» Do this: Leave out the pictures and repeat the data exactly.

--------------------

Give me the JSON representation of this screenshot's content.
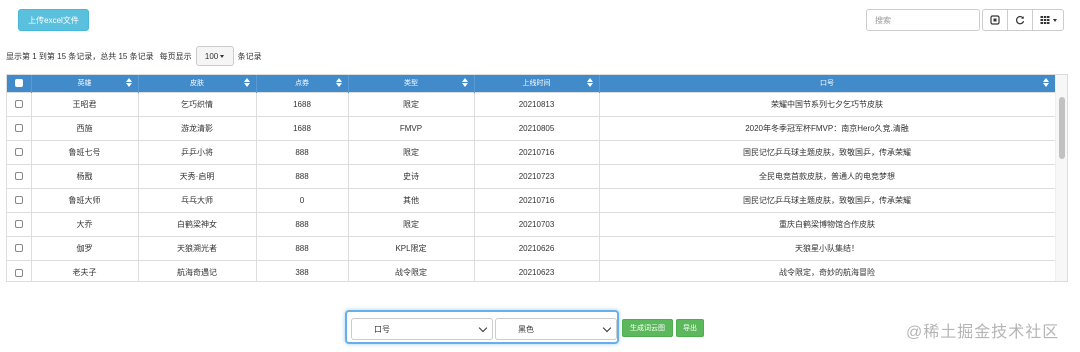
{
  "toolbar": {
    "upload_label": "上传excel文件",
    "search_placeholder": "搜索",
    "refresh_icon": "refresh-icon",
    "toggle_icon": "toggle-view-icon",
    "columns_icon": "columns-grid-icon"
  },
  "pagination": {
    "info_prefix": "显示第 1 到第 15 条记录，总共 15 条记录",
    "per_page_label": "每页显示",
    "page_size": "100",
    "suffix": "条记录"
  },
  "table": {
    "columns": [
      "英雄",
      "皮肤",
      "点券",
      "类型",
      "上线时间",
      "口号"
    ],
    "rows": [
      [
        "王昭君",
        "乞巧织情",
        "1688",
        "限定",
        "20210813",
        "荣耀中国节系列七夕乞巧节皮肤"
      ],
      [
        "西施",
        "游龙清影",
        "1688",
        "FMVP",
        "20210805",
        "2020年冬季冠军杯FMVP：南京Hero久竞.清融"
      ],
      [
        "鲁班七号",
        "乒乒小将",
        "888",
        "限定",
        "20210716",
        "国民记忆乒乓球主题皮肤，致敬国乒，传承荣耀"
      ],
      [
        "杨戬",
        "天秀·启明",
        "888",
        "史诗",
        "20210723",
        "全民电竞首款皮肤，普通人的电竞梦想"
      ],
      [
        "鲁班大师",
        "乓乓大师",
        "0",
        "其他",
        "20210716",
        "国民记忆乒乓球主题皮肤，致敬国乒，传承荣耀"
      ],
      [
        "大乔",
        "白鹤梁神女",
        "888",
        "限定",
        "20210703",
        "重庆白鹤梁博物馆合作皮肤"
      ],
      [
        "伽罗",
        "天狼溯光者",
        "888",
        "KPL限定",
        "20210626",
        "天狼星小队集结！"
      ],
      [
        "老夫子",
        "航海奇遇记",
        "388",
        "战令限定",
        "20210623",
        "战令限定，奇妙的航海冒险"
      ]
    ]
  },
  "controls": {
    "field_select": "口号",
    "color_select": "黑色",
    "wordcloud_label": "生成词云图",
    "export_label": "导出"
  },
  "watermark": "@稀土掘金技术社区",
  "colors": {
    "header_blue": "#428bca",
    "upload_cyan": "#5bc0de",
    "action_green": "#5cb85c",
    "focus_blue": "#66afe9"
  }
}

--------------------

» Written response:
Give me the JSON representation of this screenshot's content.
{
  "toolbar": {
    "upload_label": "上传excel文件",
    "search_placeholder": "搜索",
    "refresh_icon": "refresh-icon",
    "toggle_icon": "toggle-view-icon",
    "columns_icon": "columns-grid-icon"
  },
  "pagination": {
    "info_prefix": "显示第 1 到第 15 条记录，总共 15 条记录",
    "per_page_label": "每页显示",
    "page_size": "100",
    "suffix": "条记录"
  },
  "table": {
    "columns": [
      "英雄",
      "皮肤",
      "点券",
      "类型",
      "上线时间",
      "口号"
    ],
    "rows": [
      [
        "王昭君",
        "乞巧织情",
        "1688",
        "限定",
        "20210813",
        "荣耀中国节系列七夕乞巧节皮肤"
      ],
      [
        "西施",
        "游龙清影",
        "1688",
        "FMVP",
        "20210805",
        "2020年冬季冠军杯FMVP：南京Hero久竞.清融"
      ],
      [
        "鲁班七号",
        "乒乒小将",
        "888",
        "限定",
        "20210716",
        "国民记忆乒乓球主题皮肤，致敬国乒，传承荣耀"
      ],
      [
        "杨戬",
        "天秀·启明",
        "888",
        "史诗",
        "20210723",
        "全民电竞首款皮肤，普通人的电竞梦想"
      ],
      [
        "鲁班大师",
        "乓乓大师",
        "0",
        "其他",
        "20210716",
        "国民记忆乒乓球主题皮肤，致敬国乒，传承荣耀"
      ],
      [
        "大乔",
        "白鹤梁神女",
        "888",
        "限定",
        "20210703",
        "重庆白鹤梁博物馆合作皮肤"
      ],
      [
        "伽罗",
        "天狼溯光者",
        "888",
        "KPL限定",
        "20210626",
        "天狼星小队集结！"
      ],
      [
        "老夫子",
        "航海奇遇记",
        "388",
        "战令限定",
        "20210623",
        "战令限定，奇妙的航海冒险"
      ]
    ]
  },
  "controls": {
    "field_select": "口号",
    "color_select": "黑色",
    "wordcloud_label": "生成词云图",
    "export_label": "导出"
  },
  "watermark": "@稀土掘金技术社区",
  "colors": {
    "header_blue": "#428bca",
    "upload_cyan": "#5bc0de",
    "action_green": "#5cb85c",
    "focus_blue": "#66afe9"
  }
}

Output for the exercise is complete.